L'écart et l'entre

L'écart et l'entre

Leçon inaugurale de la Chaire sur l'altérité

« Que puis-je faire d'autre aujourd'hui, pour camper ici, dans ce Collège d'études mondiales en création, la question si générale de l'altérité - peut-être la plus générale de la philosophie - que d'indiquer en commençant d'où - par où - je l'aborde ? Donc, pour éviter des vues trop vagues et les banalités qui déjà nous menacent, de vous inviter à entrer dans la singularité - modeste - de mon chantier ? Que puis-je faire d'autre, autrement dit, pour débuter ce périlleux exercice de la " Leçon ", que de me justifier dans ma nature hybride : de philosophe et de sinologue ? J'ai dit souvent, quitte à provoquer un haussement d'épaule chez mon interlocuteur, que, jeune helléniste à la rue d'Ulm, j'ai commencé d'apprendre le chinois pour mieux lire le grec...
Nous disons si volontiers, en effet, que nous sommes " héritiers des Grecs ". Mais, justement, la familiarité n'est pas la connaissance. Ce qui est "bien connu ", disait Hegel, n'est, de ce fait, pas connu, weil es bekannt ist, nicht erkannt. Il faut, dirons-nous, de l'autre pour y accéder. Mais pourquoi le chinois ? Pourquoi la Chine ? Je n'avais, par famille et par formation, vraiment rien à voir avec la Chine ».

▶ **LIGNES FOURNIES**:
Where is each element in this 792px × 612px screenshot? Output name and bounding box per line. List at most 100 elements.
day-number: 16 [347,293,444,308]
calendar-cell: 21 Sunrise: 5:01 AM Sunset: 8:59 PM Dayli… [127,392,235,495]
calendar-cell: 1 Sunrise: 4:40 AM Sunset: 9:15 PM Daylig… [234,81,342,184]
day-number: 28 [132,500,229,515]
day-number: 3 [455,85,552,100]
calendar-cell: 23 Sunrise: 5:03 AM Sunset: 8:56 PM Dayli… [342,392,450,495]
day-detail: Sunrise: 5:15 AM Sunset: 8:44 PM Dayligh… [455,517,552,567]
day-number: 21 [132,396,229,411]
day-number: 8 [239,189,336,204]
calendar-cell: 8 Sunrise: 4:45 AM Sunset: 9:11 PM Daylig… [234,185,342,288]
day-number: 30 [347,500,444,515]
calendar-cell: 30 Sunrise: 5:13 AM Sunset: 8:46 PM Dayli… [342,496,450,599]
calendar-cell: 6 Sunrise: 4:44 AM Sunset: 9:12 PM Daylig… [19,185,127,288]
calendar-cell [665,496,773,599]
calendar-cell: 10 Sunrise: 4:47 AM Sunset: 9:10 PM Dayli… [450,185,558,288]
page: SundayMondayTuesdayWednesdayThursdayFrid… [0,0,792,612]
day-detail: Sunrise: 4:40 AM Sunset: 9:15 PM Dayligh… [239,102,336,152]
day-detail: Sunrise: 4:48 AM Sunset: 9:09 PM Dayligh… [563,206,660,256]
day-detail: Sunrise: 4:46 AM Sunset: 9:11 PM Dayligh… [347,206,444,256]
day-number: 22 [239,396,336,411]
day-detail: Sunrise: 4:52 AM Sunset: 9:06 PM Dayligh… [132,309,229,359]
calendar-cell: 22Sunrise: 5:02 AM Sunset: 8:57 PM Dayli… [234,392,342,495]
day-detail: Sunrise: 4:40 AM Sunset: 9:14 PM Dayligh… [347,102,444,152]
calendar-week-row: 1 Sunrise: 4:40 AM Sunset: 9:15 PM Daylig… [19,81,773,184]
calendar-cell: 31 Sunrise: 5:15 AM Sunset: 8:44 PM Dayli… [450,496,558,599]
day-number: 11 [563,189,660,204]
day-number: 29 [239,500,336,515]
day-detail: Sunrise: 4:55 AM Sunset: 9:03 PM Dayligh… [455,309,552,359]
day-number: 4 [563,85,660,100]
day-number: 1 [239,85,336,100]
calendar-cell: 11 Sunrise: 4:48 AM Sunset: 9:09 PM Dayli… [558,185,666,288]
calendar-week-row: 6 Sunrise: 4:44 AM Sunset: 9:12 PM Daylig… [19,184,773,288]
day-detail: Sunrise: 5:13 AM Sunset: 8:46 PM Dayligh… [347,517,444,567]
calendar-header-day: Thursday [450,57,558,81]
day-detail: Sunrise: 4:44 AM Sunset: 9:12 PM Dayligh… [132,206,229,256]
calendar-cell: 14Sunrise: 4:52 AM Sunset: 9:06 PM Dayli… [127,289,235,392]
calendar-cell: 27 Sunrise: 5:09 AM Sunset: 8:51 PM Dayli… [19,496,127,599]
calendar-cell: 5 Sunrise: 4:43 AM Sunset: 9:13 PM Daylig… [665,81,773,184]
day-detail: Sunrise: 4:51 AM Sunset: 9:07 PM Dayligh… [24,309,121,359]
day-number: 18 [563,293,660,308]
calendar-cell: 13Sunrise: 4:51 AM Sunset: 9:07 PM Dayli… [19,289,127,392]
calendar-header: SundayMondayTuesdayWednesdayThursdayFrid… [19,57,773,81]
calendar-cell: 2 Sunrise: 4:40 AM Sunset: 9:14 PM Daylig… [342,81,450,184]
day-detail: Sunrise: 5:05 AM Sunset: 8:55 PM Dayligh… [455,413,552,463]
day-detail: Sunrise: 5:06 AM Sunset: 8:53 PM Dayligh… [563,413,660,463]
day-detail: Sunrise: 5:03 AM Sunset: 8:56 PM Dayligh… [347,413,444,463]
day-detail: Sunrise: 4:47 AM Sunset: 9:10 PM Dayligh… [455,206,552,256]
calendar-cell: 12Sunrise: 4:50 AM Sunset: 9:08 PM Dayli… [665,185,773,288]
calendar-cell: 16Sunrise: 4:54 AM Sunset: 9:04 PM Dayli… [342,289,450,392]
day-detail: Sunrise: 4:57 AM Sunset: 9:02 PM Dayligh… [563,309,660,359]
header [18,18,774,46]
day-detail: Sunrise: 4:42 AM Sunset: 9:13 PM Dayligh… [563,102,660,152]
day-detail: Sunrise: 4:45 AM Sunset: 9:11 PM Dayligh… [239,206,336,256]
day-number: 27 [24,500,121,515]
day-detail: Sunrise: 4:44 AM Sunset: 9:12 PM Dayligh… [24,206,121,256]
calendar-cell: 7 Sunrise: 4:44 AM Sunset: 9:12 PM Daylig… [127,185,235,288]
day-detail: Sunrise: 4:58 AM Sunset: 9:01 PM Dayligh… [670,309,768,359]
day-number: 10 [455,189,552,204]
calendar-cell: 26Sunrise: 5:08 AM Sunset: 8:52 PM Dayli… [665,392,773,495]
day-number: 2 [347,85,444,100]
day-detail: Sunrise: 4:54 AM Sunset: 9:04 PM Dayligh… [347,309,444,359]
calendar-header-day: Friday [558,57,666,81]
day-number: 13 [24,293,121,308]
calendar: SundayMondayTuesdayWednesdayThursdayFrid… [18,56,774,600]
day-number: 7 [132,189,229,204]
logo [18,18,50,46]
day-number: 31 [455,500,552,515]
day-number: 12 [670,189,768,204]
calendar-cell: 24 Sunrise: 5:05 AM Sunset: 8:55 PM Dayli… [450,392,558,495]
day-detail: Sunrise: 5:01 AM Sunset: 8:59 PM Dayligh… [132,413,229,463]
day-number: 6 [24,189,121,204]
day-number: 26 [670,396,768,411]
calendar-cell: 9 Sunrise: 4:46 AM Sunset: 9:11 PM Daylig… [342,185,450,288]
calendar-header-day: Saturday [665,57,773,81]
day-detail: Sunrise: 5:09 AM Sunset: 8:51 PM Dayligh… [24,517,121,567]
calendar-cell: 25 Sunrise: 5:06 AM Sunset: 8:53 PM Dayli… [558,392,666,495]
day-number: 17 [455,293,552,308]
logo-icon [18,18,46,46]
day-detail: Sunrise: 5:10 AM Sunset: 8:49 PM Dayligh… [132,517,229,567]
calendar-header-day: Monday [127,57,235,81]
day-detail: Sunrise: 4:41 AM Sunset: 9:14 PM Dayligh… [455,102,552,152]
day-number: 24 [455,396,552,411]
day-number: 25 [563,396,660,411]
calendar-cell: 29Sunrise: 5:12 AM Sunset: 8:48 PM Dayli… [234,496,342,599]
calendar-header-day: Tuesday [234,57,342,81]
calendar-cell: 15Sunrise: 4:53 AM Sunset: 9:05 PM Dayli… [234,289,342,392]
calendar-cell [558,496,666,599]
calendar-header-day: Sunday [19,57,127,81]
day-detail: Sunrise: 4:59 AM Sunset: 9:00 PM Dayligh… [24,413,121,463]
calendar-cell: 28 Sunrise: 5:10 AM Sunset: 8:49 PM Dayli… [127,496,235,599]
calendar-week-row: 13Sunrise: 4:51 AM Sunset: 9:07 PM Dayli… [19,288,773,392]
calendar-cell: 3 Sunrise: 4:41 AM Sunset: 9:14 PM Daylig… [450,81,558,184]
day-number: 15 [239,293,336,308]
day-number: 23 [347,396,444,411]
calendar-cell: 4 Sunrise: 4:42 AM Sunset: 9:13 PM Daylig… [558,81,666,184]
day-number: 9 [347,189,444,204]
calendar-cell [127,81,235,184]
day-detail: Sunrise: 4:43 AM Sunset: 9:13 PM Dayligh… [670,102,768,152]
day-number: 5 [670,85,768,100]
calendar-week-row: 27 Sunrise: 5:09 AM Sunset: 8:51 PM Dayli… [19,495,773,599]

▶ **CONSIGNE**:
Recopiez à l'identique, s'il vous plaît, le passage de l'extrait à examiner situé entre « Leçon inaugurale de » et « lire le grec... », bornes comprises.

▶ **RÉPONSE RÉDIGÉE**:
Leçon inaugurale de la Chaire sur l'altérité

« Que puis-je faire d'autre aujourd'hui, pour camper ici, dans ce Collège d'études mondiales en création, la question si générale de l'altérité - peut-être la plus générale de la philosophie - que d'indiquer en commençant d'où - par où - je l'aborde ? Donc, pour éviter des vues trop vagues et les banalités qui déjà nous menacent, de vous inviter à entrer dans la singularité - modeste - de mon chantier ? Que puis-je faire d'autre, autrement dit, pour débuter ce périlleux exercice de la " Leçon ", que de me justifier dans ma nature hybride : de philosophe et de sinologue ? J'ai dit souvent, quitte à provoquer un haussement d'épaule chez mon interlocuteur, que, jeune helléniste à la rue d'Ulm, j'ai commencé d'apprendre le chinois pour mieux lire le grec...